▸ To be done: Copy the lines that follow, keeping every character the same.
─── Given data
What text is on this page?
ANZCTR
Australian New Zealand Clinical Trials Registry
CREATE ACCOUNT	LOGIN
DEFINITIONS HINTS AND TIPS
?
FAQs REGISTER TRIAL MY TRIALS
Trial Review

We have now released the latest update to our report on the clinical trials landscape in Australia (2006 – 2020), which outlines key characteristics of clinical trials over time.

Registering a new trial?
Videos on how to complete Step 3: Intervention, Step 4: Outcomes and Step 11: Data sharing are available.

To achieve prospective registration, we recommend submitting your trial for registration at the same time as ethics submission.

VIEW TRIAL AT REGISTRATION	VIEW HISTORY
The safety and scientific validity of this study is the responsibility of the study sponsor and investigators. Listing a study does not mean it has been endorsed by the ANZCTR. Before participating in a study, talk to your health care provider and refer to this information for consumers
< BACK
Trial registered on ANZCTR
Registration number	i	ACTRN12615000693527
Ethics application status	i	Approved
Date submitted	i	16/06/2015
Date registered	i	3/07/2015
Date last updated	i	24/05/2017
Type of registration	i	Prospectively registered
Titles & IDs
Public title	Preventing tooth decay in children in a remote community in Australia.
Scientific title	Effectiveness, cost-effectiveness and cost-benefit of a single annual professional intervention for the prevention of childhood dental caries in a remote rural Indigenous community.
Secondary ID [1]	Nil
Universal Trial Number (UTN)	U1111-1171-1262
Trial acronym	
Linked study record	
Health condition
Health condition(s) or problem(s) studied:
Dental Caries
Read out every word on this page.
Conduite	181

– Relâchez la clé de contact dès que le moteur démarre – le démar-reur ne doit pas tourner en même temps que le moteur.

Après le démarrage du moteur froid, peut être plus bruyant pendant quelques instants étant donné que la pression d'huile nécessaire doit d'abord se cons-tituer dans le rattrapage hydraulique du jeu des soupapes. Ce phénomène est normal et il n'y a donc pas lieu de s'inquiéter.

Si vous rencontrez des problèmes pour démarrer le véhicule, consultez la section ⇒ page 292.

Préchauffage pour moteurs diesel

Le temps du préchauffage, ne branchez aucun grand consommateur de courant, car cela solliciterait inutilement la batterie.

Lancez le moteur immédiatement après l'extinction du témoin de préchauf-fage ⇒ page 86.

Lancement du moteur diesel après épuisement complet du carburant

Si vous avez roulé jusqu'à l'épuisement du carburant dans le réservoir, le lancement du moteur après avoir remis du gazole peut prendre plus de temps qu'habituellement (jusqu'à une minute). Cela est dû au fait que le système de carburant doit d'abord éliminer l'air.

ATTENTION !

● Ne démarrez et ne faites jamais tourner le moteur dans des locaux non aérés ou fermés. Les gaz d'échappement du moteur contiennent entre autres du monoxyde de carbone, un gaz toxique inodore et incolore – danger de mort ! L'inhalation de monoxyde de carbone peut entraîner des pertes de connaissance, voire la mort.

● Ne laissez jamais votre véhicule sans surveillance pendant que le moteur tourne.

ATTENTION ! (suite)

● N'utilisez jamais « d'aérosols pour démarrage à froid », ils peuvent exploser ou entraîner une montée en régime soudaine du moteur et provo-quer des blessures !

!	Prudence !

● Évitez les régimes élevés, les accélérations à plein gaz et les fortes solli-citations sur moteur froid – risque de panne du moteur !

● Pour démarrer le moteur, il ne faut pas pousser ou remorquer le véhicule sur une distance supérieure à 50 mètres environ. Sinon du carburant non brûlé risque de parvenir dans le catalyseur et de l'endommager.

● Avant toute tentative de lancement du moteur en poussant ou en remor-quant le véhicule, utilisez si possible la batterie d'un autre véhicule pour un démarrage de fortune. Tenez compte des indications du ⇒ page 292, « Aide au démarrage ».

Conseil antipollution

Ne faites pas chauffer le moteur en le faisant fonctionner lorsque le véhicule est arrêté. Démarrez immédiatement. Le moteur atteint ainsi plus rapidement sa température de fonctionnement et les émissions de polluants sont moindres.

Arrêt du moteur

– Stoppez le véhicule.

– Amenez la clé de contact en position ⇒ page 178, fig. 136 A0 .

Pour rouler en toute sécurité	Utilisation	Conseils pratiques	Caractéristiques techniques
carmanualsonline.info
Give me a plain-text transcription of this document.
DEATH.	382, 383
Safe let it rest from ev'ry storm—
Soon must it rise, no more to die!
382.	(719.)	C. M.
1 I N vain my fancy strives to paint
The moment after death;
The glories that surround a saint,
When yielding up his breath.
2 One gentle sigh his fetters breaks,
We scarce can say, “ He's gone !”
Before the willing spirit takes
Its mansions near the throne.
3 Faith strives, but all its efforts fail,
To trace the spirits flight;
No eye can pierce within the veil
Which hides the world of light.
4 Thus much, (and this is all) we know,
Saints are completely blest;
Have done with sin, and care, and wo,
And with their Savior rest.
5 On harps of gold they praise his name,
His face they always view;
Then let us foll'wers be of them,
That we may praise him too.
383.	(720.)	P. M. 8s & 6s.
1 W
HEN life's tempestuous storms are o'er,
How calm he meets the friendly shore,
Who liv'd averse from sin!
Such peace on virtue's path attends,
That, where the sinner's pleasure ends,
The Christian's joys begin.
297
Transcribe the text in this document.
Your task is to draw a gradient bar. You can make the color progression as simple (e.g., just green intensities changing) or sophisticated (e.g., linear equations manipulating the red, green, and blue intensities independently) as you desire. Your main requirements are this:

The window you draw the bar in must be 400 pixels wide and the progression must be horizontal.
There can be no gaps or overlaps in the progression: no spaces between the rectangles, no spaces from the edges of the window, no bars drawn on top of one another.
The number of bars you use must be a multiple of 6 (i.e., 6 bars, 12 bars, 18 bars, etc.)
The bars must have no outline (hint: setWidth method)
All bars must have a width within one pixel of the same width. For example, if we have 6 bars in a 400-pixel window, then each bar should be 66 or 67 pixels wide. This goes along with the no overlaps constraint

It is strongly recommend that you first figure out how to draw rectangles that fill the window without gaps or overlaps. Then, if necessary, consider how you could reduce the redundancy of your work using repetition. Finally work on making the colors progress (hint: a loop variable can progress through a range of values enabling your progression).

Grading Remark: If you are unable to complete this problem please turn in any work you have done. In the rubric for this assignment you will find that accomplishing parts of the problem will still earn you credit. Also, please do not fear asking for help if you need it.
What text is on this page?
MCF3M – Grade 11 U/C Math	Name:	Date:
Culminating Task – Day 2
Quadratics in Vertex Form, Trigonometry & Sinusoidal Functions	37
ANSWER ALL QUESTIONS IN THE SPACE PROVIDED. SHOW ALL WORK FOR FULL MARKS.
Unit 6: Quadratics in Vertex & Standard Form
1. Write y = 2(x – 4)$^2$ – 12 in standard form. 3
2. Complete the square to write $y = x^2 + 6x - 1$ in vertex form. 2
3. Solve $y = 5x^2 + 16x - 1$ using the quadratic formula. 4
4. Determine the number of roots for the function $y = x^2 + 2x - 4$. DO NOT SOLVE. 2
──────
▸ Result of the exercise:
What text is on this page?
ANZCTR
Australian New Zealand Clinical Trials Registry
CREATE ACCOUNT	LOGIN
DEFINITIONS HINTS AND TIPS
?
FAQs REGISTER TRIAL MY TRIALS
Trial Review

We have now released the latest update to our report on the clinical trials landscape in Australia (2006 – 2020), which outlines key characteristics of clinical trials over time.

Registering a new trial?
Videos on how to complete Step 3: Intervention, Step 4: Outcomes and Step 11: Data sharing are available.

To achieve prospective registration, we recommend submitting your trial for registration at the same time as ethics submission.

VIEW TRIAL AT REGISTRATION	VIEW HISTORY
The safety and scientific validity of this study is the responsibility of the study sponsor and investigators. Listing a study does not mean it has been endorsed by the ANZCTR. Before participating in a study, talk to your health care provider and refer to this information for consumers
< BACK
Trial registered on ANZCTR
Registration number	i	ACTRN12615000693527
Ethics application status	i	Approved
Date submitted	i	16/06/2015
Date registered	i	3/07/2015
Date last updated	i	24/05/2017
Type of registration	i	Prospectively registered
Titles & IDs
Public title	Preventing tooth decay in children in a remote community in Australia.
Scientific title	Effectiveness, cost-effectiveness and cost-benefit of a single annual professional intervention for the prevention of childhood dental caries in a remote rural Indigenous community.
Secondary ID [1]	Nil
Universal Trial Number (UTN)	U1111-1171-1262
Trial acronym	
Linked study record	
Health condition
Health condition(s) or problem(s) studied:
Dental Caries
Read out every word on this page.
Conduite	181

– Relâchez la clé de contact dès que le moteur démarre – le démar-reur ne doit pas tourner en même temps que le moteur.

Après le démarrage du moteur froid, peut être plus bruyant pendant quelques instants étant donné que la pression d'huile nécessaire doit d'abord se cons-tituer dans le rattrapage hydraulique du jeu des soupapes. Ce phénomène est normal et il n'y a donc pas lieu de s'inquiéter.

Si vous rencontrez des problèmes pour démarrer le véhicule, consultez la section ⇒ page 292.

Préchauffage pour moteurs diesel

Le temps du préchauffage, ne branchez aucun grand consommateur de courant, car cela solliciterait inutilement la batterie.

Lancez le moteur immédiatement après l'extinction du témoin de préchauf-fage ⇒ page 86.

Lancement du moteur diesel après épuisement complet du carburant

Si vous avez roulé jusqu'à l'épuisement du carburant dans le réservoir, le lancement du moteur après avoir remis du gazole peut prendre plus de temps qu'habituellement (jusqu'à une minute). Cela est dû au fait que le système de carburant doit d'abord éliminer l'air.

ATTENTION !

● Ne démarrez et ne faites jamais tourner le moteur dans des locaux non aérés ou fermés. Les gaz d'échappement du moteur contiennent entre autres du monoxyde de carbone, un gaz toxique inodore et incolore – danger de mort ! L'inhalation de monoxyde de carbone peut entraîner des pertes de connaissance, voire la mort.

● Ne laissez jamais votre véhicule sans surveillance pendant que le moteur tourne.

ATTENTION ! (suite)

● N'utilisez jamais « d'aérosols pour démarrage à froid », ils peuvent exploser ou entraîner une montée en régime soudaine du moteur et provo-quer des blessures !

!	Prudence !

● Évitez les régimes élevés, les accélérations à plein gaz et les fortes solli-citations sur moteur froid – risque de panne du moteur !

● Pour démarrer le moteur, il ne faut pas pousser ou remorquer le véhicule sur une distance supérieure à 50 mètres environ. Sinon du carburant non brûlé risque de parvenir dans le catalyseur et de l'endommager.

● Avant toute tentative de lancement du moteur en poussant ou en remor-quant le véhicule, utilisez si possible la batterie d'un autre véhicule pour un démarrage de fortune. Tenez compte des indications du ⇒ page 292, « Aide au démarrage ».

Conseil antipollution

Ne faites pas chauffer le moteur en le faisant fonctionner lorsque le véhicule est arrêté. Démarrez immédiatement. Le moteur atteint ainsi plus rapidement sa température de fonctionnement et les émissions de polluants sont moindres.

Arrêt du moteur

– Stoppez le véhicule.

– Amenez la clé de contact en position ⇒ page 178, fig. 136 A0 .

Pour rouler en toute sécurité	Utilisation	Conseils pratiques	Caractéristiques techniques
carmanualsonline.info
Give me a plain-text transcription of this document.
DEATH.	382, 383
Safe let it rest from ev'ry storm—
Soon must it rise, no more to die!
382.	(719.)	C. M.
1 I N vain my fancy strives to paint
The moment after death;
The glories that surround a saint,
When yielding up his breath.
2 One gentle sigh his fetters breaks,
We scarce can say, “ He's gone !”
Before the willing spirit takes
Its mansions near the throne.
3 Faith strives, but all its efforts fail,
To trace the spirits flight;
No eye can pierce within the veil
Which hides the world of light.
4 Thus much, (and this is all) we know,
Saints are completely blest;
Have done with sin, and care, and wo,
And with their Savior rest.
5 On harps of gold they praise his name,
His face they always view;
Then let us foll'wers be of them,
That we may praise him too.
383.	(720.)	P. M. 8s & 6s.
1 W
HEN life's tempestuous storms are o'er,
How calm he meets the friendly shore,
Who liv'd averse from sin!
Such peace on virtue's path attends,
That, where the sinner's pleasure ends,
The Christian's joys begin.
297
Transcribe the text in this document.
Your task is to draw a gradient bar. You can make the color progression as simple (e.g., just green intensities changing) or sophisticated (e.g., linear equations manipulating the red, green, and blue intensities independently) as you desire. Your main requirements are this:

The window you draw the bar in must be 400 pixels wide and the progression must be horizontal.
There can be no gaps or overlaps in the progression: no spaces between the rectangles, no spaces from the edges of the window, no bars drawn on top of one another.
The number of bars you use must be a multiple of 6 (i.e., 6 bars, 12 bars, 18 bars, etc.)
The bars must have no outline (hint: setWidth method)
All bars must have a width within one pixel of the same width. For example, if we have 6 bars in a 400-pixel window, then each bar should be 66 or 67 pixels wide. This goes along with the no overlaps constraint

It is strongly recommend that you first figure out how to draw rectangles that fill the window without gaps or overlaps. Then, if necessary, consider how you could reduce the redundancy of your work using repetition. Finally work on making the colors progress (hint: a loop variable can progress through a range of values enabling your progression).

Grading Remark: If you are unable to complete this problem please turn in any work you have done. In the rubric for this assignment you will find that accomplishing parts of the problem will still earn you credit. Also, please do not fear asking for help if you need it.
What text is on this page?
MCF3M – Grade 11 U/C Math	Name:	Date:
Culminating Task – Day 2
Quadratics in Vertex Form, Trigonometry & Sinusoidal Functions	37
ANSWER ALL QUESTIONS IN THE SPACE PROVIDED. SHOW ALL WORK FOR FULL MARKS.
Unit 6: Quadratics in Vertex & Standard Form
1. Write y = 2(x – 4)$^2$ – 12 in standard form. 3
2. Complete the square to write $y = x^2 + 6x - 1$ in vertex form. 2
3. Solve $y = 5x^2 + 16x - 1$ using the quadratic formula. 4
4. Determine the number of roots for the function $y = x^2 + 2x - 4$. DO NOT SOLVE. 2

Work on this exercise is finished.